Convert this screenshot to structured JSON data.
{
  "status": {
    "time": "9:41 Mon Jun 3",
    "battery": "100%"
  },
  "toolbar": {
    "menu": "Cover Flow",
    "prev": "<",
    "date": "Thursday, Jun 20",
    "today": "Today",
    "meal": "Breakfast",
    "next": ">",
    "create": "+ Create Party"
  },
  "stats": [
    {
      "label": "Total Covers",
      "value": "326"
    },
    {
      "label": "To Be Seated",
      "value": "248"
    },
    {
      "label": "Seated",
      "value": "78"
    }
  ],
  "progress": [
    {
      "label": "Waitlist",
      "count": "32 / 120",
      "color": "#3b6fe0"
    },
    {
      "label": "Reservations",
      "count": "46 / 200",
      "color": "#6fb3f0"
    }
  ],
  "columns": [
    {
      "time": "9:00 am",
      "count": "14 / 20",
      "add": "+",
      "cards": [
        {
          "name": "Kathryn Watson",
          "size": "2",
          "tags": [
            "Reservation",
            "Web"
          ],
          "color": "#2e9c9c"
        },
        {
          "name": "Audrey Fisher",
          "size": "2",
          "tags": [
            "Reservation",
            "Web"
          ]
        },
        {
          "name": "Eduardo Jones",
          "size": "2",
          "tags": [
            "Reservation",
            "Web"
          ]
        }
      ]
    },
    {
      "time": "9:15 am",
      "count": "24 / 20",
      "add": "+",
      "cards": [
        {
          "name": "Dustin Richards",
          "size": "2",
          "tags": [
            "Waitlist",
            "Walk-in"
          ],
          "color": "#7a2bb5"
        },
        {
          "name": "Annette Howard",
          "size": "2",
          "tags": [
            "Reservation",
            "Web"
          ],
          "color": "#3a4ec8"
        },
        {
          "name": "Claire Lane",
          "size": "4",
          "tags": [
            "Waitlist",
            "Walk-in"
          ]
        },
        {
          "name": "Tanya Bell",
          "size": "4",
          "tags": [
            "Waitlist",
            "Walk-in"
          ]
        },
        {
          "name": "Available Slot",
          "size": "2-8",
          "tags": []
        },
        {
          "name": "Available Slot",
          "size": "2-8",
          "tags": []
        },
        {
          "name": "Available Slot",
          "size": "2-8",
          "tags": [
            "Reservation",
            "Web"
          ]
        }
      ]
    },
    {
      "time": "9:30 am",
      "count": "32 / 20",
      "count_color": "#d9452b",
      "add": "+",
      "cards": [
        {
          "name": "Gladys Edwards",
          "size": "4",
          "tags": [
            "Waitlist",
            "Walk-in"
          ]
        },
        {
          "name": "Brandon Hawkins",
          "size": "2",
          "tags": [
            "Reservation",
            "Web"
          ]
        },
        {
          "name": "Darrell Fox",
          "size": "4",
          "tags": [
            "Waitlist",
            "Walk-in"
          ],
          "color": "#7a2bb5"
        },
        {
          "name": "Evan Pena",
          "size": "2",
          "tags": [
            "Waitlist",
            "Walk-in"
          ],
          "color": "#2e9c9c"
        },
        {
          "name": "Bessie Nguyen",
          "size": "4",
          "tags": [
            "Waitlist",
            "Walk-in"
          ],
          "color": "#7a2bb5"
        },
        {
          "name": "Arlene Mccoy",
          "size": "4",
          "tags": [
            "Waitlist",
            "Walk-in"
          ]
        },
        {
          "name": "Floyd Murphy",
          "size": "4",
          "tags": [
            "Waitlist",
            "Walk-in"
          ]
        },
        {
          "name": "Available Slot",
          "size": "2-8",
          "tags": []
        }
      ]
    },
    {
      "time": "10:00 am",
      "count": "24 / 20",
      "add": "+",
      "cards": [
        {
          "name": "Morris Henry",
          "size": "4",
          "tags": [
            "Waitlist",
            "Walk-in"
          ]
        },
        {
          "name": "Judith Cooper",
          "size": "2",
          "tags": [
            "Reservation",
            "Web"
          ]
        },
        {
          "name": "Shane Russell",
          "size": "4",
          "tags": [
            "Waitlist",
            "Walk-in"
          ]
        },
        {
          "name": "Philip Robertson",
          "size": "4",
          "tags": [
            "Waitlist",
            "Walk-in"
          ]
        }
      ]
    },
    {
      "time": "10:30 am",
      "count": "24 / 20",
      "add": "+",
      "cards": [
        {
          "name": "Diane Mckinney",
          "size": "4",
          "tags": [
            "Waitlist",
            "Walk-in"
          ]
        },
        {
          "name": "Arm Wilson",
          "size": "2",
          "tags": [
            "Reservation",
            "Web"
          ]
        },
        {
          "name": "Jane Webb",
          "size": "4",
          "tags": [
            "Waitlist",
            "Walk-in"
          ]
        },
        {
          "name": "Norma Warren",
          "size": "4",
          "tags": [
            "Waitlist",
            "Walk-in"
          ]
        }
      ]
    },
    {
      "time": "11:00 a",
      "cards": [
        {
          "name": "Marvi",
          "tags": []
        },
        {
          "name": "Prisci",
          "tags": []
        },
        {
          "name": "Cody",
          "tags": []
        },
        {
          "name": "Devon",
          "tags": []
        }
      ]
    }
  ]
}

_Work to be completed_
Gather every line from the listing above in which "time" appears, and copy those lines.

_Written answer_
    "time": "9:41 Mon Jun 3",
      "time": "9:00 am",
      "time": "9:15 am",
      "time": "9:30 am",
      "time": "10:00 am",
      "time": "10:30 am",
      "time": "11:00 a",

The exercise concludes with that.